§ **INFORMATION SHOWN**:
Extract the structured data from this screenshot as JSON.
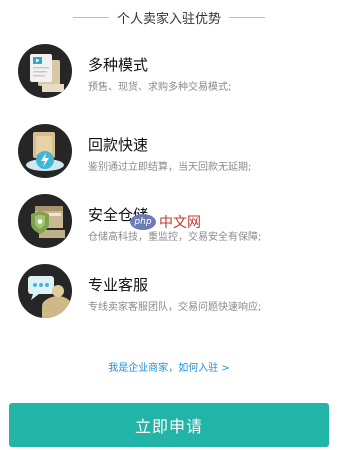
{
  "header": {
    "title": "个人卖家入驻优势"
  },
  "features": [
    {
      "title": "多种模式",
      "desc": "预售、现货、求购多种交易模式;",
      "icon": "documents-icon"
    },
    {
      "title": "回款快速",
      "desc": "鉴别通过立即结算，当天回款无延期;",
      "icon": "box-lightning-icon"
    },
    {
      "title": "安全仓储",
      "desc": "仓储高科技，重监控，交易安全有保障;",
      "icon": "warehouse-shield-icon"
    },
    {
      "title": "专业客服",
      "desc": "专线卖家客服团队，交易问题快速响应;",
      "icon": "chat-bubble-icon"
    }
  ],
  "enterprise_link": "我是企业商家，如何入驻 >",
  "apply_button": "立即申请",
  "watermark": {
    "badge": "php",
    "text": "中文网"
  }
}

--

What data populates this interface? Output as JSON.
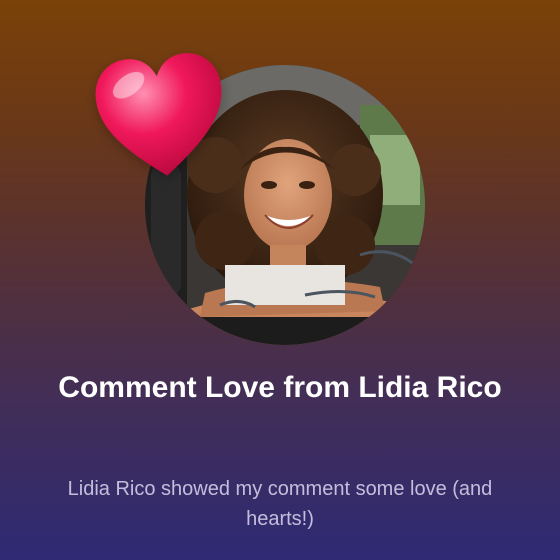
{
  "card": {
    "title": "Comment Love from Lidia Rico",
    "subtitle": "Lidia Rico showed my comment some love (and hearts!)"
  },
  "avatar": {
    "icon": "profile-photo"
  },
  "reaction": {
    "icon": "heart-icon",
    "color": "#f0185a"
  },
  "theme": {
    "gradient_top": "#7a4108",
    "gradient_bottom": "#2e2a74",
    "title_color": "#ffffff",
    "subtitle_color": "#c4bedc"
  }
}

§ **EXERCISE INSTRUCTIONS**: In the records, locate each line holding the string "data" and copy it.

§ **FULL OUTPUT**:
Extract the structured data from this screenshot as JSON.
What data populates this interface? Output as JSON.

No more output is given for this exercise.